**TASK:** Present the following data again exactly as it is shown.

[Structured figure records]
----

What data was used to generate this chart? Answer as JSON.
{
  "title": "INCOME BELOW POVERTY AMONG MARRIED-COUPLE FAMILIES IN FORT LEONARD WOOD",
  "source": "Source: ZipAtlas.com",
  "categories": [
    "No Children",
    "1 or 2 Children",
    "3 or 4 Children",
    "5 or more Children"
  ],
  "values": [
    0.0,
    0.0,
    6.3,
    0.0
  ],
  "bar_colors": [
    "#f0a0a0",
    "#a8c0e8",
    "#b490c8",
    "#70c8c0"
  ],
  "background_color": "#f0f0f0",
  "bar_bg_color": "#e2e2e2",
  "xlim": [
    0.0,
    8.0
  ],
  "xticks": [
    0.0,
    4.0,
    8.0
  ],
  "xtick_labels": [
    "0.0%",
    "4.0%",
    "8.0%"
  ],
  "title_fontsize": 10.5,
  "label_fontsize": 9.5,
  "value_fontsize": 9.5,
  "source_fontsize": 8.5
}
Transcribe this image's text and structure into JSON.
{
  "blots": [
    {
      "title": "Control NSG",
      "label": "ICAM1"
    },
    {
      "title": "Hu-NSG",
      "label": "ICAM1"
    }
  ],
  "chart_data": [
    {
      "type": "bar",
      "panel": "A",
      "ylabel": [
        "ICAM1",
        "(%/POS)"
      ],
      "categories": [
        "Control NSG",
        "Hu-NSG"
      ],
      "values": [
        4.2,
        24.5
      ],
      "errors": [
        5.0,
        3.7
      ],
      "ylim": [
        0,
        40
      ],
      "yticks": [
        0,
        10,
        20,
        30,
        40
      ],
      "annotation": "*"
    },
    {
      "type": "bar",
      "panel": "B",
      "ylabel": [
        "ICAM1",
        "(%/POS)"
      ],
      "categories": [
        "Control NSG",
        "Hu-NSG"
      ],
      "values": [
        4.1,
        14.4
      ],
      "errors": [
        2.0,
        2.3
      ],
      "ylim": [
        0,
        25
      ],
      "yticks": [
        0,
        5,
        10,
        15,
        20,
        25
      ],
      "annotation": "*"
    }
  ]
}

----

**SOLVED PROBLEM:**
What data was used to generate this chart? Answer as JSON.
{
  "title": "INCOME BELOW POVERTY AMONG MARRIED-COUPLE FAMILIES IN FORT LEONARD WOOD",
  "source": "Source: ZipAtlas.com",
  "categories": [
    "No Children",
    "1 or 2 Children",
    "3 or 4 Children",
    "5 or more Children"
  ],
  "values": [
    0.0,
    0.0,
    6.3,
    0.0
  ],
  "bar_colors": [
    "#f0a0a0",
    "#a8c0e8",
    "#b490c8",
    "#70c8c0"
  ],
  "background_color": "#f0f0f0",
  "bar_bg_color": "#e2e2e2",
  "xlim": [
    0.0,
    8.0
  ],
  "xticks": [
    0.0,
    4.0,
    8.0
  ],
  "xtick_labels": [
    "0.0%",
    "4.0%",
    "8.0%"
  ],
  "title_fontsize": 10.5,
  "label_fontsize": 9.5,
  "value_fontsize": 9.5,
  "source_fontsize": 8.5
}
Transcribe this image's text and structure into JSON.
{
  "blots": [
    {
      "title": "Control NSG",
      "label": "ICAM1"
    },
    {
      "title": "Hu-NSG",
      "label": "ICAM1"
    }
  ],
  "chart_data": [
    {
      "type": "bar",
      "panel": "A",
      "ylabel": [
        "ICAM1",
        "(%/POS)"
      ],
      "categories": [
        "Control NSG",
        "Hu-NSG"
      ],
      "values": [
        4.2,
        24.5
      ],
      "errors": [
        5.0,
        3.7
      ],
      "ylim": [
        0,
        40
      ],
      "yticks": [
        0,
        10,
        20,
        30,
        40
      ],
      "annotation": "*"
    },
    {
      "type": "bar",
      "panel": "B",
      "ylabel": [
        "ICAM1",
        "(%/POS)"
      ],
      "categories": [
        "Control NSG",
        "Hu-NSG"
      ],
      "values": [
        4.1,
        14.4
      ],
      "errors": [
        2.0,
        2.3
      ],
      "ylim": [
        0,
        25
      ],
      "yticks": [
        0,
        5,
        10,
        15,
        20,
        25
      ],
      "annotation": "*"
    }
  ]
}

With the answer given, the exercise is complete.